INSTRUCTIONS TO FOLLOW: Copy the records that follow exactly as written, but not their pictures.

==============================

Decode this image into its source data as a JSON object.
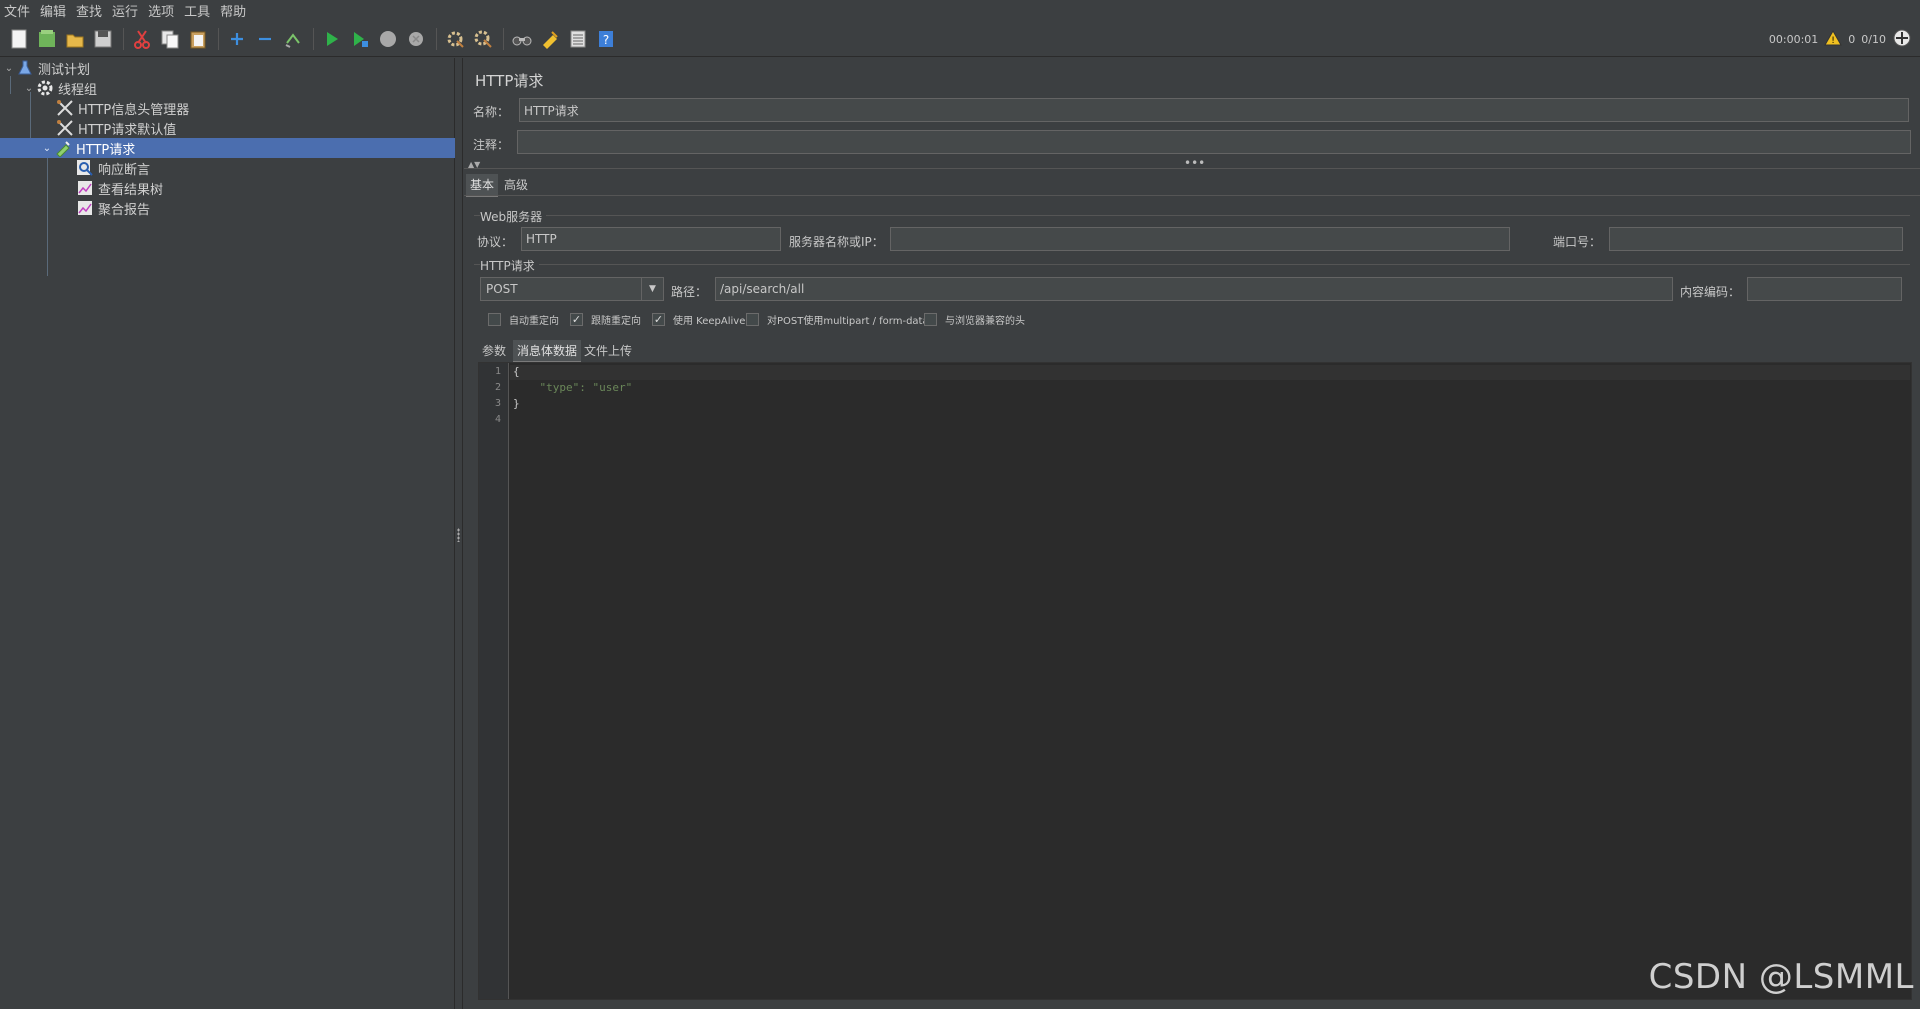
{
  "menu": [
    "文件",
    "编辑",
    "查找",
    "运行",
    "选项",
    "工具",
    "帮助"
  ],
  "toolbar": {
    "timer": "00:00:01",
    "warnings": "0",
    "threads": "0/10"
  },
  "tree": {
    "items": [
      {
        "label": "测试计划",
        "icon": "flask-icon"
      },
      {
        "label": "线程组",
        "icon": "gear-icon"
      },
      {
        "label": "HTTP信息头管理器",
        "icon": "wrench-icon"
      },
      {
        "label": "HTTP请求默认值",
        "icon": "wrench-icon"
      },
      {
        "label": "HTTP请求",
        "icon": "pipette-icon"
      },
      {
        "label": "响应断言",
        "icon": "magnifier-icon"
      },
      {
        "label": "查看结果树",
        "icon": "chart-icon"
      },
      {
        "label": "聚合报告",
        "icon": "chart-icon"
      }
    ]
  },
  "panel": {
    "title": "HTTP请求",
    "name_label": "名称：",
    "name_value": "HTTP请求",
    "comment_label": "注释：",
    "comment_value": "",
    "tabs": [
      "基本",
      "高级"
    ],
    "web_server": {
      "title": "Web服务器",
      "protocol_label": "协议：",
      "protocol_value": "HTTP",
      "server_label": "服务器名称或IP：",
      "server_value": "",
      "port_label": "端口号：",
      "port_value": ""
    },
    "http_request": {
      "title": "HTTP请求",
      "method": "POST",
      "path_label": "路径：",
      "path_value": "/api/search/all",
      "encoding_label": "内容编码：",
      "encoding_value": ""
    },
    "checkboxes": [
      {
        "label": "自动重定向",
        "checked": false
      },
      {
        "label": "跟随重定向",
        "checked": true
      },
      {
        "label": "使用 KeepAlive",
        "checked": true
      },
      {
        "label": "对POST使用multipart / form-data",
        "checked": false
      },
      {
        "label": "与浏览器兼容的头",
        "checked": false
      }
    ],
    "body_tabs": [
      "参数",
      "消息体数据",
      "文件上传"
    ],
    "editor": {
      "line_numbers": [
        "1",
        "2",
        "3",
        "4"
      ],
      "lines": [
        "{",
        "    \"type\": \"user\"",
        "}",
        ""
      ]
    }
  },
  "watermark": "CSDN @LSMML"
}
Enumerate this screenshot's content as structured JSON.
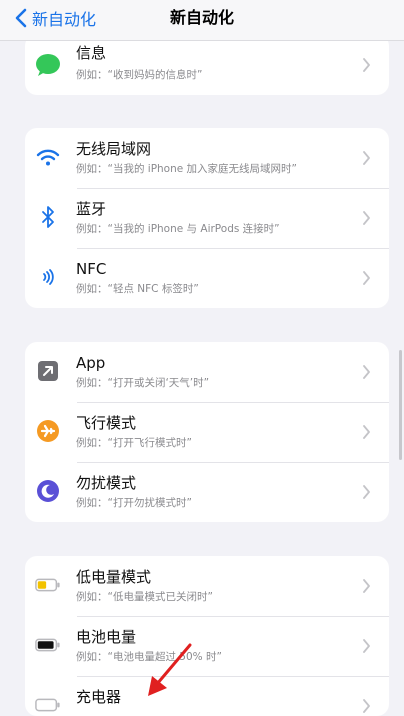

==============================

WRITTEN SOLUTION:
Decode this image into its source data as a JSON object.
{
  "menu": [
    "文件",
    "编辑",
    "查找",
    "运行",
    "选项",
    "工具",
    "帮助"
  ],
  "toolbar": {
    "timer": "00:00:01",
    "warnings": "0",
    "threads": "0/10"
  },
  "tree": {
    "items": [
      {
        "label": "测试计划",
        "icon": "flask-icon"
      },
      {
        "label": "线程组",
        "icon": "gear-icon"
      },
      {
        "label": "HTTP信息头管理器",
        "icon": "wrench-icon"
      },
      {
        "label": "HTTP请求默认值",
        "icon": "wrench-icon"
      },
      {
        "label": "HTTP请求",
        "icon": "pipette-icon"
      },
      {
        "label": "响应断言",
        "icon": "magnifier-icon"
      },
      {
        "label": "查看结果树",
        "icon": "chart-icon"
      },
      {
        "label": "聚合报告",
        "icon": "chart-icon"
      }
    ]
  },
  "panel": {
    "title": "HTTP请求",
    "name_label": "名称：",
    "name_value": "HTTP请求",
    "comment_label": "注释：",
    "comment_value": "",
    "tabs": [
      "基本",
      "高级"
    ],
    "web_server": {
      "title": "Web服务器",
      "protocol_label": "协议：",
      "protocol_value": "HTTP",
      "server_label": "服务器名称或IP：",
      "server_value": "",
      "port_label": "端口号：",
      "port_value": ""
    },
    "http_request": {
      "title": "HTTP请求",
      "method": "POST",
      "path_label": "路径：",
      "path_value": "/api/search/all",
      "encoding_label": "内容编码：",
      "encoding_value": ""
    },
    "checkboxes": [
      {
        "label": "自动重定向",
        "checked": false
      },
      {
        "label": "跟随重定向",
        "checked": true
      },
      {
        "label": "使用 KeepAlive",
        "checked": true
      },
      {
        "label": "对POST使用multipart / form-data",
        "checked": false
      },
      {
        "label": "与浏览器兼容的头",
        "checked": false
      }
    ],
    "body_tabs": [
      "参数",
      "消息体数据",
      "文件上传"
    ],
    "editor": {
      "line_numbers": [
        "1",
        "2",
        "3",
        "4"
      ],
      "lines": [
        "{",
        "    \"type\": \"user\"",
        "}",
        ""
      ]
    }
  },
  "watermark": "CSDN @LSMML"
}
Enumerate this screenshot's content as structured JSON.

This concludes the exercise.